Collection entries:
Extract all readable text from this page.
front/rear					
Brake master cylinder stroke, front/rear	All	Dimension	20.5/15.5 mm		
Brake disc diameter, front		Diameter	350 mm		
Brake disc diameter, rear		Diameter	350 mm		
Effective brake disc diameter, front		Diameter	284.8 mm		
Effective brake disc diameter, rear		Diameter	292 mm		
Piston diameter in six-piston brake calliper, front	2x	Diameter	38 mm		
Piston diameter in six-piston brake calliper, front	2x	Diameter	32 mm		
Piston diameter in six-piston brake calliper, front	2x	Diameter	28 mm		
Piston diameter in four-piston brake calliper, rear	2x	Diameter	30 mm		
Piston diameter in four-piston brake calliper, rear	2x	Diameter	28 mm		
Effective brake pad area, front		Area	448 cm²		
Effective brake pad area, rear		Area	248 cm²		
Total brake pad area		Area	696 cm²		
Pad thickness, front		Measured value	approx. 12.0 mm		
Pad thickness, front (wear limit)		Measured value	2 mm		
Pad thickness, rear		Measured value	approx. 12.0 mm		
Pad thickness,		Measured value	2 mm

Task details: Type out the material again exactly as presented.

Result of this exercise:
Extract all readable text from this page.
front/rear					
Brake master cylinder stroke, front/rear	All	Dimension	20.5/15.5 mm		
Brake disc diameter, front		Diameter	350 mm		
Brake disc diameter, rear		Diameter	350 mm		
Effective brake disc diameter, front		Diameter	284.8 mm		
Effective brake disc diameter, rear		Diameter	292 mm		
Piston diameter in six-piston brake calliper, front	2x	Diameter	38 mm		
Piston diameter in six-piston brake calliper, front	2x	Diameter	32 mm		
Piston diameter in six-piston brake calliper, front	2x	Diameter	28 mm		
Piston diameter in four-piston brake calliper, rear	2x	Diameter	30 mm		
Piston diameter in four-piston brake calliper, rear	2x	Diameter	28 mm		
Effective brake pad area, front		Area	448 cm²		
Effective brake pad area, rear		Area	248 cm²		
Total brake pad area		Area	696 cm²		
Pad thickness, front		Measured value	approx. 12.0 mm		
Pad thickness, front (wear limit)		Measured value	2 mm		
Pad thickness, rear		Measured value	approx. 12.0 mm		
Pad thickness,		Measured value	2 mm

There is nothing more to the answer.